++++ Data supplied
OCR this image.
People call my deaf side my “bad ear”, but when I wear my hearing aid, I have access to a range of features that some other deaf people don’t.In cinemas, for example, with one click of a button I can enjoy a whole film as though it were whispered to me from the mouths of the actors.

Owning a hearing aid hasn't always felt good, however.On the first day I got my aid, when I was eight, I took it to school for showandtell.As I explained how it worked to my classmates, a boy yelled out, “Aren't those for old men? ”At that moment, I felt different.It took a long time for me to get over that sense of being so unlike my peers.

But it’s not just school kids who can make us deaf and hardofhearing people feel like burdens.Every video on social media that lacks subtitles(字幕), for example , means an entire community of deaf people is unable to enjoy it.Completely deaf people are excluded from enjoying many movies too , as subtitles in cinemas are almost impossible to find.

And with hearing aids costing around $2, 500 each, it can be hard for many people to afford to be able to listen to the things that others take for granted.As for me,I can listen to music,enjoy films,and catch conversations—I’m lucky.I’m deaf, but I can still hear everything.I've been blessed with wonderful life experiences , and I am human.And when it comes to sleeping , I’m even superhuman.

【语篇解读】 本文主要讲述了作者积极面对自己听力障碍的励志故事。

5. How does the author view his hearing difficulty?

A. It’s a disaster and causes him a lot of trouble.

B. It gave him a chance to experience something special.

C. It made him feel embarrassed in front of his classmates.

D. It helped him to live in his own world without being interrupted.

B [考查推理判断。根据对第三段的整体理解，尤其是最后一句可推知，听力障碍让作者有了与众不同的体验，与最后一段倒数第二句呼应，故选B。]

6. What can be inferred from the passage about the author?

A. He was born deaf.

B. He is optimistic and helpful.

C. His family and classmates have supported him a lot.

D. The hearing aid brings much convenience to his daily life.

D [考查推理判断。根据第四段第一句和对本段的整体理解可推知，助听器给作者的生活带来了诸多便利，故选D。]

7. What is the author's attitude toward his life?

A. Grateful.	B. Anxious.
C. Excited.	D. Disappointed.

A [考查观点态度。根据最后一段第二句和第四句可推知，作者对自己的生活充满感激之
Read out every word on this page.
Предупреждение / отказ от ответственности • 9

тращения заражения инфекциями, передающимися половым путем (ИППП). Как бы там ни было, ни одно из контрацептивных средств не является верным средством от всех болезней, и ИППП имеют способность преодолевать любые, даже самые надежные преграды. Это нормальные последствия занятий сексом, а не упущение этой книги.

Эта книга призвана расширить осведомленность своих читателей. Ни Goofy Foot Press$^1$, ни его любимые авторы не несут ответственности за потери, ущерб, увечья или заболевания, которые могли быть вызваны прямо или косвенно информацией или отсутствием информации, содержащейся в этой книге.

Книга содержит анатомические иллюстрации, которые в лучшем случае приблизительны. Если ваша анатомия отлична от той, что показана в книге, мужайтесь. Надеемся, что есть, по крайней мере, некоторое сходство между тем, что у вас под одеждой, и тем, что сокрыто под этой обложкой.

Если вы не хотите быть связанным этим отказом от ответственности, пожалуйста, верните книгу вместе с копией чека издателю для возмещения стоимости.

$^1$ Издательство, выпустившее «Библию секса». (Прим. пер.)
++++++++
- **The exercise**: Repeat every entry exactly, please.

- **Problem solution**:
OCR this image.
People call my deaf side my “bad ear”, but when I wear my hearing aid, I have access to a range of features that some other deaf people don’t.In cinemas, for example, with one click of a button I can enjoy a whole film as though it were whispered to me from the mouths of the actors.

Owning a hearing aid hasn't always felt good, however.On the first day I got my aid, when I was eight, I took it to school for showandtell.As I explained how it worked to my classmates, a boy yelled out, “Aren't those for old men? ”At that moment, I felt different.It took a long time for me to get over that sense of being so unlike my peers.

But it’s not just school kids who can make us deaf and hardofhearing people feel like burdens.Every video on social media that lacks subtitles(字幕), for example , means an entire community of deaf people is unable to enjoy it.Completely deaf people are excluded from enjoying many movies too , as subtitles in cinemas are almost impossible to find.

And with hearing aids costing around $2, 500 each, it can be hard for many people to afford to be able to listen to the things that others take for granted.As for me,I can listen to music,enjoy films,and catch conversations—I’m lucky.I’m deaf, but I can still hear everything.I've been blessed with wonderful life experiences , and I am human.And when it comes to sleeping , I’m even superhuman.

【语篇解读】 本文主要讲述了作者积极面对自己听力障碍的励志故事。

5. How does the author view his hearing difficulty?

A. It’s a disaster and causes him a lot of trouble.

B. It gave him a chance to experience something special.

C. It made him feel embarrassed in front of his classmates.

D. It helped him to live in his own world without being interrupted.

B [考查推理判断。根据对第三段的整体理解，尤其是最后一句可推知，听力障碍让作者有了与众不同的体验，与最后一段倒数第二句呼应，故选B。]

6. What can be inferred from the passage about the author?

A. He was born deaf.

B. He is optimistic and helpful.

C. His family and classmates have supported him a lot.

D. The hearing aid brings much convenience to his daily life.

D [考查推理判断。根据第四段第一句和对本段的整体理解可推知，助听器给作者的生活带来了诸多便利，故选D。]

7. What is the author's attitude toward his life?

A. Grateful.	B. Anxious.
C. Excited.	D. Disappointed.

A [考查观点态度。根据最后一段第二句和第四句可推知，作者对自己的生活充满感激之
Read out every word on this page.
Предупреждение / отказ от ответственности • 9

тращения заражения инфекциями, передающимися половым путем (ИППП). Как бы там ни было, ни одно из контрацептивных средств не является верным средством от всех болезней, и ИППП имеют способность преодолевать любые, даже самые надежные преграды. Это нормальные последствия занятий сексом, а не упущение этой книги.

Эта книга призвана расширить осведомленность своих читателей. Ни Goofy Foot Press$^1$, ни его любимые авторы не несут ответственности за потери, ущерб, увечья или заболевания, которые могли быть вызваны прямо или косвенно информацией или отсутствием информации, содержащейся в этой книге.

Книга содержит анатомические иллюстрации, которые в лучшем случае приблизительны. Если ваша анатомия отлична от той, что показана в книге, мужайтесь. Надеемся, что есть, по крайней мере, некоторое сходство между тем, что у вас под одеждой, и тем, что сокрыто под этой обложкой.

Если вы не хотите быть связанным этим отказом от ответственности, пожалуйста, верните книгу вместе с копией чека издателю для возмещения стоимости.

$^1$ Издательство, выпустившее «Библию секса». (Прим. пер.)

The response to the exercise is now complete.